Exercise: Set down all of the entries precisely as they were written.

Items listed in a dataset:
>>>>

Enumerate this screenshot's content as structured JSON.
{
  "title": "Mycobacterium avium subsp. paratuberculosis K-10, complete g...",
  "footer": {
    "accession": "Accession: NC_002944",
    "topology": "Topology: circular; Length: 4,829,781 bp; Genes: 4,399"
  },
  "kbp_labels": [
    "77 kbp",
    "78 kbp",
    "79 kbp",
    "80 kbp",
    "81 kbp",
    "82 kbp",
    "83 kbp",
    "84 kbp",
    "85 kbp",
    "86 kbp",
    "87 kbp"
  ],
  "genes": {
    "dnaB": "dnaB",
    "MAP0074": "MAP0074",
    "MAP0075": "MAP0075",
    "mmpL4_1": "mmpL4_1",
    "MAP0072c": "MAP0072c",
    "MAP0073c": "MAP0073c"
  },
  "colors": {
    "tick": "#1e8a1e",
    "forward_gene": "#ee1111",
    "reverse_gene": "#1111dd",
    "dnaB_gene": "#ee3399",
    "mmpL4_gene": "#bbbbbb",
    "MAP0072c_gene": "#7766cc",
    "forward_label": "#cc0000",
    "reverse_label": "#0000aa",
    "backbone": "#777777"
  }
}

<<<<

Reply to the exercise:
Enumerate this screenshot's content as structured JSON.
{
  "title": "Mycobacterium avium subsp. paratuberculosis K-10, complete g...",
  "footer": {
    "accession": "Accession: NC_002944",
    "topology": "Topology: circular; Length: 4,829,781 bp; Genes: 4,399"
  },
  "kbp_labels": [
    "77 kbp",
    "78 kbp",
    "79 kbp",
    "80 kbp",
    "81 kbp",
    "82 kbp",
    "83 kbp",
    "84 kbp",
    "85 kbp",
    "86 kbp",
    "87 kbp"
  ],
  "genes": {
    "dnaB": "dnaB",
    "MAP0074": "MAP0074",
    "MAP0075": "MAP0075",
    "mmpL4_1": "mmpL4_1",
    "MAP0072c": "MAP0072c",
    "MAP0073c": "MAP0073c"
  },
  "colors": {
    "tick": "#1e8a1e",
    "forward_gene": "#ee1111",
    "reverse_gene": "#1111dd",
    "dnaB_gene": "#ee3399",
    "mmpL4_gene": "#bbbbbb",
    "MAP0072c_gene": "#7766cc",
    "forward_label": "#cc0000",
    "reverse_label": "#0000aa",
    "backbone": "#777777"
  }
}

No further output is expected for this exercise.